In the entries below, find the lines with the word "Resolved" and copy them.

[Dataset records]
★ ★ ★ ★ ★ ★ ★

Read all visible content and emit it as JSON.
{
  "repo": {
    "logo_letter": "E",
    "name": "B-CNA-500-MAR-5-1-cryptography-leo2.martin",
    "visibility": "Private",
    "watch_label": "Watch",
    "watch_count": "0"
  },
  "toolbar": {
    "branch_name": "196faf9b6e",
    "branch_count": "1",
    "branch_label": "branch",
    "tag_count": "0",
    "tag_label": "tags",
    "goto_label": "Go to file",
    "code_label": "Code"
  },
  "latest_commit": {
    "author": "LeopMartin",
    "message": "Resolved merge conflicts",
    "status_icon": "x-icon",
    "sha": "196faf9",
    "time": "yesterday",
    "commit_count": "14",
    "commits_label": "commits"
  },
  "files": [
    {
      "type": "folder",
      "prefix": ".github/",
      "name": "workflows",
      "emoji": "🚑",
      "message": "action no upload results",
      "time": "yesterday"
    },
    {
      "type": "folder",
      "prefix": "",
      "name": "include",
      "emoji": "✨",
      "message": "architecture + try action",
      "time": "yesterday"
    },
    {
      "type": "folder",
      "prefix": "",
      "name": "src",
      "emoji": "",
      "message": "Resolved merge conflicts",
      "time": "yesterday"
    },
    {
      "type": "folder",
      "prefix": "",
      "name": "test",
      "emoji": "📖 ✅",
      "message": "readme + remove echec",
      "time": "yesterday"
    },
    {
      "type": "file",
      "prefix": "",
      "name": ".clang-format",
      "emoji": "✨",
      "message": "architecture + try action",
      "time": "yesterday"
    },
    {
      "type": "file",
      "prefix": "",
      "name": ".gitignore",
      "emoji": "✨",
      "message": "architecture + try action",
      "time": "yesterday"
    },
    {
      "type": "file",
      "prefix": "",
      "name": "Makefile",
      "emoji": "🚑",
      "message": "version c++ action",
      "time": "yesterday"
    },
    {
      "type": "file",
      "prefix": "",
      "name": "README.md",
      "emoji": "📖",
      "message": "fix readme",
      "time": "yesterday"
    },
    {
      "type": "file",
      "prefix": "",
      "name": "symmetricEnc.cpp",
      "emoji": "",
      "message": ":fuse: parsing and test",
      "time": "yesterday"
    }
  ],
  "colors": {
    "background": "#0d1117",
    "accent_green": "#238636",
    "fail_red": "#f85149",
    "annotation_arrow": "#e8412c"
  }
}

★ ★ ★ ★ ★ ★ ★

--- RESPONSE TO THIS TASK ---
    "message": "Resolved merge conflicts",
      "message": "Resolved merge conflicts",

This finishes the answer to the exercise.